# Data shown
• • • •

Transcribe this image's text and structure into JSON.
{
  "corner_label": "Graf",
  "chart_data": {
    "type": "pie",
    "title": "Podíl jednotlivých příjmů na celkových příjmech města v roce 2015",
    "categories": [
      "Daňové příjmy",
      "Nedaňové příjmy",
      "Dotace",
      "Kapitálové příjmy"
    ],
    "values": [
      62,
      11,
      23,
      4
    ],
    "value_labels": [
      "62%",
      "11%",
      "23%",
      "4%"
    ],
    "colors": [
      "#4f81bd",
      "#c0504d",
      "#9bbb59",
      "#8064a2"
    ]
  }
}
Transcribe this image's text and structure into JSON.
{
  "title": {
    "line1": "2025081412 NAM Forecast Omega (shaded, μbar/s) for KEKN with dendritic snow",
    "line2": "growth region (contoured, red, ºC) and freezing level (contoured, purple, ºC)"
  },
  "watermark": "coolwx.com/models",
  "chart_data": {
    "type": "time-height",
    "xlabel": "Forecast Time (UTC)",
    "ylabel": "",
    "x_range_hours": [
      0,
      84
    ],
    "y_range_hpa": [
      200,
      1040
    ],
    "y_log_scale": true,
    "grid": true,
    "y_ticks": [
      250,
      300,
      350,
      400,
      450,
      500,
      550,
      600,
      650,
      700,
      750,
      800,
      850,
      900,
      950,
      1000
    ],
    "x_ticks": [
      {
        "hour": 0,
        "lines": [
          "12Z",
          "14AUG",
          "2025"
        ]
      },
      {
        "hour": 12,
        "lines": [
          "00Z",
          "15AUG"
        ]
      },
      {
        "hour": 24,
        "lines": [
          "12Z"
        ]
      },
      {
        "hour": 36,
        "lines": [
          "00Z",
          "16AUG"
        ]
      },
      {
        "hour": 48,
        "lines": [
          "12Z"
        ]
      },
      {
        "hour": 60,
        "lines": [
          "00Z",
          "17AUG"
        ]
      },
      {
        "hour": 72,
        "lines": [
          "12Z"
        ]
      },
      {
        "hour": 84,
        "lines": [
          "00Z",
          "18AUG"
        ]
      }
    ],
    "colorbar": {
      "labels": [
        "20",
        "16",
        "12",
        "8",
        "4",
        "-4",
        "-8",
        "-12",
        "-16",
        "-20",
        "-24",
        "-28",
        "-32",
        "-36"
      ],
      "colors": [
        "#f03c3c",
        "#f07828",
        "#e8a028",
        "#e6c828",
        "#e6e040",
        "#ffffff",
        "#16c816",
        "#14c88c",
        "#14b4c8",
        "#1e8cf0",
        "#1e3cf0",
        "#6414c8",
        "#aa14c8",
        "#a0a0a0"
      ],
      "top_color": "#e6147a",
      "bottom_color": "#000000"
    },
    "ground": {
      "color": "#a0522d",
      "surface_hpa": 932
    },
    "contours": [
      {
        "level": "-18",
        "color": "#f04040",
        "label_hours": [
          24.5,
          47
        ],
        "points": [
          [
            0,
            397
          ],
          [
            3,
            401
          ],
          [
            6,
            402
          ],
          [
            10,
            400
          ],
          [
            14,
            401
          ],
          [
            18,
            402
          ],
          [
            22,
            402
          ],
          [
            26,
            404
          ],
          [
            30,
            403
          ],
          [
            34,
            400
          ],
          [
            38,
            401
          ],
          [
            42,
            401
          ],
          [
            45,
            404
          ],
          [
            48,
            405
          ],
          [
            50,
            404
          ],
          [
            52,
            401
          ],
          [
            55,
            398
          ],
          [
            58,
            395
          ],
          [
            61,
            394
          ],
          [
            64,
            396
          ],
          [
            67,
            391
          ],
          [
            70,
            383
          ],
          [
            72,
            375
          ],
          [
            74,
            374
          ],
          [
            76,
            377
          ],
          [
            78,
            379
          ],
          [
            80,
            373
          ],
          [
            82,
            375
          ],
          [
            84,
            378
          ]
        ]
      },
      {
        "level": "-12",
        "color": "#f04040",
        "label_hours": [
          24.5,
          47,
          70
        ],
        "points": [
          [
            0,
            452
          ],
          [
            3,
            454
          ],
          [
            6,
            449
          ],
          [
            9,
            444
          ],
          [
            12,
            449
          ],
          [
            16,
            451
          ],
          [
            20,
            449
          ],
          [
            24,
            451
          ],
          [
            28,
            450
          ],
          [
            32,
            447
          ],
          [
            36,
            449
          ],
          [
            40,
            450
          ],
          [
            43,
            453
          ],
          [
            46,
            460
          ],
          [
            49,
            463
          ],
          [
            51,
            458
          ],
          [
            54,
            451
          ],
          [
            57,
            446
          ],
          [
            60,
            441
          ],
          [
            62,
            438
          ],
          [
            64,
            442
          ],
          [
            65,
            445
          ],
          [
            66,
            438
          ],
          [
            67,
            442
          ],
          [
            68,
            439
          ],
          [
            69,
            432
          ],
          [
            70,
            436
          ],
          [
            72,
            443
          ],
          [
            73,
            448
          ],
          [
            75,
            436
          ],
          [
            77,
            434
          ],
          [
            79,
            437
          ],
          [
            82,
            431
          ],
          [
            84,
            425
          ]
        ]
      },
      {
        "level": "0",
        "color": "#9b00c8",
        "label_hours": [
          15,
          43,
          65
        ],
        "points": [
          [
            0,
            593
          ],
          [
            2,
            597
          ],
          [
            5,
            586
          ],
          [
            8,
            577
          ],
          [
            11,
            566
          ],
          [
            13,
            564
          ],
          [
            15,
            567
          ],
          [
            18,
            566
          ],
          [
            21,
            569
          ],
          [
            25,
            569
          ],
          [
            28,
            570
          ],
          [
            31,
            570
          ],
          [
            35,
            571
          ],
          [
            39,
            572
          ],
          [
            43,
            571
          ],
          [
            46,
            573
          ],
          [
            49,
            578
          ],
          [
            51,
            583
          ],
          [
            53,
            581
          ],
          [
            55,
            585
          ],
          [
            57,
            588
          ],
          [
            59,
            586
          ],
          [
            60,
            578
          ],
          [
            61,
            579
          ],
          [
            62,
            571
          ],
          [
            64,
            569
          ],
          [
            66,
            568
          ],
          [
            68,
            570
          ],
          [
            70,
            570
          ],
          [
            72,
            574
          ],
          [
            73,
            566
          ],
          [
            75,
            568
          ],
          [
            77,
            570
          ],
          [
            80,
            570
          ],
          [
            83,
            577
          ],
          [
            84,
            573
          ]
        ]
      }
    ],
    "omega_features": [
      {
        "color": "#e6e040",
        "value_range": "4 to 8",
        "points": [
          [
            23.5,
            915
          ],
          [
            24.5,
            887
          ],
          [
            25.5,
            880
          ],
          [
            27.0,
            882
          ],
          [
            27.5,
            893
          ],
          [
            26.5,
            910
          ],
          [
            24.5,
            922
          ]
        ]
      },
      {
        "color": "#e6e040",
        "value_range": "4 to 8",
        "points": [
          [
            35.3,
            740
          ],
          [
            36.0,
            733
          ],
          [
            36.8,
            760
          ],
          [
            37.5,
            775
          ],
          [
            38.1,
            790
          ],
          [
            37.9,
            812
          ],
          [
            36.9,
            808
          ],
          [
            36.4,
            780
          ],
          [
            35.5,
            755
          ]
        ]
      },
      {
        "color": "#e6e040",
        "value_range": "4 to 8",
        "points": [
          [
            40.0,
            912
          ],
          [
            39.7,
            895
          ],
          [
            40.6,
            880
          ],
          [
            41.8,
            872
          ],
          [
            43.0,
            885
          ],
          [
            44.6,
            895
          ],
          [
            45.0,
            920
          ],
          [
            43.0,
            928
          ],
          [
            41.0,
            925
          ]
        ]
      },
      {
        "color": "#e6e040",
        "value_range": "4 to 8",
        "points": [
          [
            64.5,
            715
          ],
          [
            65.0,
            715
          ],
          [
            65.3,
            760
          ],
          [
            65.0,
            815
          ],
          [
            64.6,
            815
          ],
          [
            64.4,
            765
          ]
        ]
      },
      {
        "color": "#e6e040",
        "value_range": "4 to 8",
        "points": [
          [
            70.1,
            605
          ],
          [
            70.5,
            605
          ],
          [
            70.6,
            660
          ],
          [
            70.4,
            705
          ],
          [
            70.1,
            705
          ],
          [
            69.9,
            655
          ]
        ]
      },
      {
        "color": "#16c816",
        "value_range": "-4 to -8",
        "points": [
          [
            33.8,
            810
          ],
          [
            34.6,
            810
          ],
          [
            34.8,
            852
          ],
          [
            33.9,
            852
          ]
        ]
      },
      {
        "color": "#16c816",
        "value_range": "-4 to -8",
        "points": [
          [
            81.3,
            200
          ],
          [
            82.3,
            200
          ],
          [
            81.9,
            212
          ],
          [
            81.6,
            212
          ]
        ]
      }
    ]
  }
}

• • • •

# Exercise details
Where a line above contains the string "level", copy that line.

# Completed exercise
    "line2": "growth region (contoured, red, ºC) and freezing level (contoured, purple, ºC)"
        "level": "-18",
        "level": "-12",
        "level": "0",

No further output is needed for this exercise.